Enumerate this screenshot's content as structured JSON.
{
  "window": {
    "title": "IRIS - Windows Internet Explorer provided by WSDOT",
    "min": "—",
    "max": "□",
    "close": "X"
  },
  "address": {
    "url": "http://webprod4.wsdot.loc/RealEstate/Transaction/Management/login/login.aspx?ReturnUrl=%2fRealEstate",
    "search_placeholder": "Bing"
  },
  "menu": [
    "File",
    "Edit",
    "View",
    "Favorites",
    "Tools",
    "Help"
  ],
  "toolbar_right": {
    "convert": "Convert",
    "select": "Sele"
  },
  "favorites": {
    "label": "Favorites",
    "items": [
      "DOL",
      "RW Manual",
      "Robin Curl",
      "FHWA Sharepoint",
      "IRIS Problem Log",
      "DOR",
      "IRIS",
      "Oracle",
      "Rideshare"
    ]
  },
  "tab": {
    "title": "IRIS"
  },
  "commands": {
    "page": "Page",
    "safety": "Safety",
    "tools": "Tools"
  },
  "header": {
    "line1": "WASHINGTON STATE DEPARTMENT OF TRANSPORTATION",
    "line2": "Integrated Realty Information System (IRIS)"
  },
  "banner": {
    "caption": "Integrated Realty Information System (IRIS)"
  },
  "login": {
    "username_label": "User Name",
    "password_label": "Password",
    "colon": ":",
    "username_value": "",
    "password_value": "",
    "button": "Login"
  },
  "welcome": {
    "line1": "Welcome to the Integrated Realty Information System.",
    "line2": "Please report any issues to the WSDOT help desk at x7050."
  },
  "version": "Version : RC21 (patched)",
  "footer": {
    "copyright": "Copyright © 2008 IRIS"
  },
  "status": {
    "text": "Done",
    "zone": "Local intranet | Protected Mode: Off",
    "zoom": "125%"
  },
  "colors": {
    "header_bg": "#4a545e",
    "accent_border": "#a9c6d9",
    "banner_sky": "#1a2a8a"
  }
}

_Given exercise_: Write out the entries above word for word.

_Output of the exercise_:
Enumerate this screenshot's content as structured JSON.
{
  "window": {
    "title": "IRIS - Windows Internet Explorer provided by WSDOT",
    "min": "—",
    "max": "□",
    "close": "X"
  },
  "address": {
    "url": "http://webprod4.wsdot.loc/RealEstate/Transaction/Management/login/login.aspx?ReturnUrl=%2fRealEstate",
    "search_placeholder": "Bing"
  },
  "menu": [
    "File",
    "Edit",
    "View",
    "Favorites",
    "Tools",
    "Help"
  ],
  "toolbar_right": {
    "convert": "Convert",
    "select": "Sele"
  },
  "favorites": {
    "label": "Favorites",
    "items": [
      "DOL",
      "RW Manual",
      "Robin Curl",
      "FHWA Sharepoint",
      "IRIS Problem Log",
      "DOR",
      "IRIS",
      "Oracle",
      "Rideshare"
    ]
  },
  "tab": {
    "title": "IRIS"
  },
  "commands": {
    "page": "Page",
    "safety": "Safety",
    "tools": "Tools"
  },
  "header": {
    "line1": "WASHINGTON STATE DEPARTMENT OF TRANSPORTATION",
    "line2": "Integrated Realty Information System (IRIS)"
  },
  "banner": {
    "caption": "Integrated Realty Information System (IRIS)"
  },
  "login": {
    "username_label": "User Name",
    "password_label": "Password",
    "colon": ":",
    "username_value": "",
    "password_value": "",
    "button": "Login"
  },
  "welcome": {
    "line1": "Welcome to the Integrated Realty Information System.",
    "line2": "Please report any issues to the WSDOT help desk at x7050."
  },
  "version": "Version : RC21 (patched)",
  "footer": {
    "copyright": "Copyright © 2008 IRIS"
  },
  "status": {
    "text": "Done",
    "zone": "Local intranet | Protected Mode: Off",
    "zoom": "125%"
  },
  "colors": {
    "header_bg": "#4a545e",
    "accent_border": "#a9c6d9",
    "banner_sky": "#1a2a8a"
  }
}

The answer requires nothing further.